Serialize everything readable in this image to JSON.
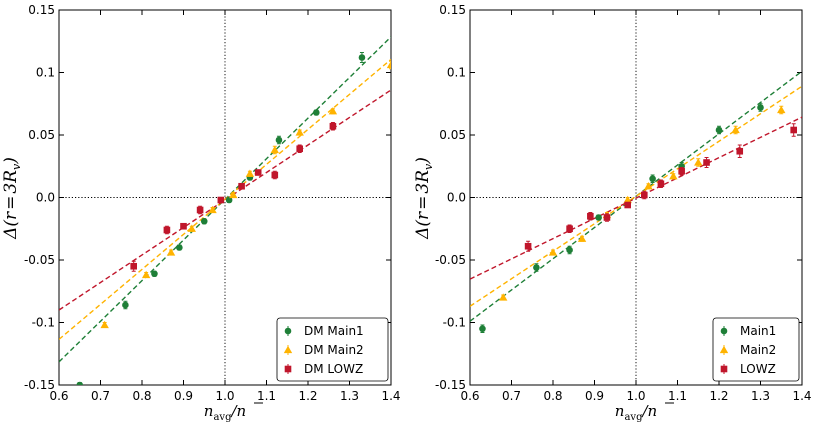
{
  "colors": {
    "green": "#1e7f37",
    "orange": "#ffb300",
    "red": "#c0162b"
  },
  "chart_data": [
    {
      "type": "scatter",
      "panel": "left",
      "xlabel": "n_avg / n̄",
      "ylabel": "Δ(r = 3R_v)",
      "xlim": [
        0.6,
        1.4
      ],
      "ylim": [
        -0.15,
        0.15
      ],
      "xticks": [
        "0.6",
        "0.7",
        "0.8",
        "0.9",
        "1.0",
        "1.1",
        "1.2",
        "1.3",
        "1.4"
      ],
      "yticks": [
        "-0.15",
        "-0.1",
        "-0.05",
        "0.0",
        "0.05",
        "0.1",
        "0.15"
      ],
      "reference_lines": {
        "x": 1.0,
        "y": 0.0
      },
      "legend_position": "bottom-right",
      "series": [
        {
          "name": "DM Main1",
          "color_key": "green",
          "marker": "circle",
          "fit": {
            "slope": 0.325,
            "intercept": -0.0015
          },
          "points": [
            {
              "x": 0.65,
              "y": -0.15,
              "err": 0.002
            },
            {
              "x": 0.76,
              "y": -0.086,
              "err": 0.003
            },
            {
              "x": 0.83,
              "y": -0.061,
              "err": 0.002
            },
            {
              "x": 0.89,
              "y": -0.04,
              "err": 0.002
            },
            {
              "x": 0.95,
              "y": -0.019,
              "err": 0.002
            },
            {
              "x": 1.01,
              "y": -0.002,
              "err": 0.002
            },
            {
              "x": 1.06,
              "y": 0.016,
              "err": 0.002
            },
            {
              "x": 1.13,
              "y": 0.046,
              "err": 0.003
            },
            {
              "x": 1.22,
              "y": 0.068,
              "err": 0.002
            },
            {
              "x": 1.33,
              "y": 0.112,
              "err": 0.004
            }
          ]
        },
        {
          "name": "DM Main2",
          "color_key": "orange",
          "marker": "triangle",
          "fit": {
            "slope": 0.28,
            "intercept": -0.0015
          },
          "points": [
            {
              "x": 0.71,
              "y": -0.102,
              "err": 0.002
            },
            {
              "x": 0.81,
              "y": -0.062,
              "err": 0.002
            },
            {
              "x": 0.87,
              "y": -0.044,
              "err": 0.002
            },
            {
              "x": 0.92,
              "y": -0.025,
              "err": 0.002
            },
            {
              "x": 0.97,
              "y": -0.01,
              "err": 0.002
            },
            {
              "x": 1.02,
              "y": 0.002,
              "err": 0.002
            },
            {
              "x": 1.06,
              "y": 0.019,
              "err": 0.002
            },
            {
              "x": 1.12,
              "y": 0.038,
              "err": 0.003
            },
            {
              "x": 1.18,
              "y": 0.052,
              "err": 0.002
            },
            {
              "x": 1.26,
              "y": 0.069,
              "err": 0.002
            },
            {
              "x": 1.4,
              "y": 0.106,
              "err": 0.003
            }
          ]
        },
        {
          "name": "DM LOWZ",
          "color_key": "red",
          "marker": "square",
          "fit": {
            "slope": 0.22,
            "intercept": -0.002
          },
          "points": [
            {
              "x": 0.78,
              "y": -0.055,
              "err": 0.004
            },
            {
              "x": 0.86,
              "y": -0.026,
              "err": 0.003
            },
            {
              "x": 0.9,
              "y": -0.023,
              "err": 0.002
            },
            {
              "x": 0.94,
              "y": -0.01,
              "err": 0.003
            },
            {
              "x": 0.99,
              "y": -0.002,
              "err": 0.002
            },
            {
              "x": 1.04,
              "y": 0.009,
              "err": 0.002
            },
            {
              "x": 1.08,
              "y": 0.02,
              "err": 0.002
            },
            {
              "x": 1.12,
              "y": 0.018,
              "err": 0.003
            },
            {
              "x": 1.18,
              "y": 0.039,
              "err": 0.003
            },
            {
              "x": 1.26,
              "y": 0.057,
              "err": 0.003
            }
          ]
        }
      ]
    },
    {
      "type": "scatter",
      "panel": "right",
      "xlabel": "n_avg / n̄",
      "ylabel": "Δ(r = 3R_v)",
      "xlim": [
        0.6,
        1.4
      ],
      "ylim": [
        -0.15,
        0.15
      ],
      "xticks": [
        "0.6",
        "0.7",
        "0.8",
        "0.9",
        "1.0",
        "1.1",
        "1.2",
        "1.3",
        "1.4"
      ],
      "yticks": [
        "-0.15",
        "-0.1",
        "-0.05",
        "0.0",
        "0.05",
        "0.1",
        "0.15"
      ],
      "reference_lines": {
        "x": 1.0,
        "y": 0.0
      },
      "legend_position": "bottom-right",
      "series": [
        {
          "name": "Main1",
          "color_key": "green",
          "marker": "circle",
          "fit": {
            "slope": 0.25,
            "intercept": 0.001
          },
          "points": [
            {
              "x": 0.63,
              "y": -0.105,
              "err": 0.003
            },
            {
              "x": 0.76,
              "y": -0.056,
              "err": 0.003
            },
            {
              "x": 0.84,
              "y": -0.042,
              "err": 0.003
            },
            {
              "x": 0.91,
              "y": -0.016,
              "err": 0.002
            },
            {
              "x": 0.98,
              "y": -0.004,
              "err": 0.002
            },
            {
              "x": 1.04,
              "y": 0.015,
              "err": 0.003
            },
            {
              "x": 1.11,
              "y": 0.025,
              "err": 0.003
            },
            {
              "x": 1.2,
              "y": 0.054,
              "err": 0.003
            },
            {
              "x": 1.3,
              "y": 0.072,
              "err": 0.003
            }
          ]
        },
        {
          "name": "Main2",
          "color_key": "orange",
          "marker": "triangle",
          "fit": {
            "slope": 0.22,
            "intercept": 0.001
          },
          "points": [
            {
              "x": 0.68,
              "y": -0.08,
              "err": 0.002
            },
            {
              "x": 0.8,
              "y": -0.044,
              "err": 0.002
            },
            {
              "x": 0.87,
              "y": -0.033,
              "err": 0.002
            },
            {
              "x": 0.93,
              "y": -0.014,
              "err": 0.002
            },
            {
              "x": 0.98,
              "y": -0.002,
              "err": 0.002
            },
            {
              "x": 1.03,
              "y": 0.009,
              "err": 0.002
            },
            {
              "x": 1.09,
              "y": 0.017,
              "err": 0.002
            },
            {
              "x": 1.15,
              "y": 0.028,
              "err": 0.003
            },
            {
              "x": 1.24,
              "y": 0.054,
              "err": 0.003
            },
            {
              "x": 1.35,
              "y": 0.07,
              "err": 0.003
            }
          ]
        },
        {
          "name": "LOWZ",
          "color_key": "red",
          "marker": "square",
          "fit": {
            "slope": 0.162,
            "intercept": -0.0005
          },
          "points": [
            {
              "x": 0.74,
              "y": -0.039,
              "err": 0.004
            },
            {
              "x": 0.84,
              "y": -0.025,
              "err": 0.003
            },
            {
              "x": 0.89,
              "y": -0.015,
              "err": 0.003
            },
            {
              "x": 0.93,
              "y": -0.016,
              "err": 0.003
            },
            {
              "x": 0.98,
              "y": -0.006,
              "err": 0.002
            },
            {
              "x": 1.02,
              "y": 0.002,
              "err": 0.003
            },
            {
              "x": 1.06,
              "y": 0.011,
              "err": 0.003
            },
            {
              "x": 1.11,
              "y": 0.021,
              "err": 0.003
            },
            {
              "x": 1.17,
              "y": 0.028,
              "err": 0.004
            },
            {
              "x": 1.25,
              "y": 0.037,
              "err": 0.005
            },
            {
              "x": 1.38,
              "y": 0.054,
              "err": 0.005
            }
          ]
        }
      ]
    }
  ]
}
--------------------------------------------------
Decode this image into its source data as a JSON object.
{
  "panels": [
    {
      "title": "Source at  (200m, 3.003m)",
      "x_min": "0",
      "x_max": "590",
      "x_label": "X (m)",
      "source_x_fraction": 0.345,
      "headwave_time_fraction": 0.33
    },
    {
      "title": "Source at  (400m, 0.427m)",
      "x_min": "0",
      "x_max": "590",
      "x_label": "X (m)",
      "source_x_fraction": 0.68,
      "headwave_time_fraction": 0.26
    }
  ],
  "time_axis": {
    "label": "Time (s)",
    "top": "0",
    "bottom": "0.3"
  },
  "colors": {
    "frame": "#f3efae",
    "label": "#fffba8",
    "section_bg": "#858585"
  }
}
--------------------------------------------------
_WHAT IS REQUIRED_.
Using the listing above, locate the lines that hold "title" and copy each one.

_CORRECT RESULT_.
      "title": "Source at  (200m, 3.003m)",
      "title": "Source at  (400m, 0.427m)",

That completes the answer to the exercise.